__Your task__
Reproduce the full listing that appears beneath this instruction exactly.

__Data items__
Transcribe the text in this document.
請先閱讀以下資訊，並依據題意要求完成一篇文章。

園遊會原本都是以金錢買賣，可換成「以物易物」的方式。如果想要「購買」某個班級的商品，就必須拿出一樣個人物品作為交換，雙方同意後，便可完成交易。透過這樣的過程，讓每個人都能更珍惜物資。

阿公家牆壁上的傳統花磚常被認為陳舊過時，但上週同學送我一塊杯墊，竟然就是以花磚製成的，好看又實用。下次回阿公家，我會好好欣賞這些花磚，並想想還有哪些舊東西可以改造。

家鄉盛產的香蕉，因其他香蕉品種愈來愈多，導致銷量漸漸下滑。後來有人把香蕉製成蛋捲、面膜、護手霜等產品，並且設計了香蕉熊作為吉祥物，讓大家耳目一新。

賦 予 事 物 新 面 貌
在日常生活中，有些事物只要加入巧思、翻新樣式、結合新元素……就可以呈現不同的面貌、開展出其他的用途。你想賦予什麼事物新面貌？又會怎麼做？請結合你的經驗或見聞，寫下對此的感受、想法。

__Final result__
Transcribe the text in this document.
請先閱讀以下資訊，並依據題意要求完成一篇文章。

園遊會原本都是以金錢買賣，可換成「以物易物」的方式。如果想要「購買」某個班級的商品，就必須拿出一樣個人物品作為交換，雙方同意後，便可完成交易。透過這樣的過程，讓每個人都能更珍惜物資。

阿公家牆壁上的傳統花磚常被認為陳舊過時，但上週同學送我一塊杯墊，竟然就是以花磚製成的，好看又實用。下次回阿公家，我會好好欣賞這些花磚，並想想還有哪些舊東西可以改造。

家鄉盛產的香蕉，因其他香蕉品種愈來愈多，導致銷量漸漸下滑。後來有人把香蕉製成蛋捲、面膜、護手霜等產品，並且設計了香蕉熊作為吉祥物，讓大家耳目一新。

賦 予 事 物 新 面 貌
在日常生活中，有些事物只要加入巧思、翻新樣式、結合新元素……就可以呈現不同的面貌、開展出其他的用途。你想賦予什麼事物新面貌？又會怎麼做？請結合你的經驗或見聞，寫下對此的感受、想法。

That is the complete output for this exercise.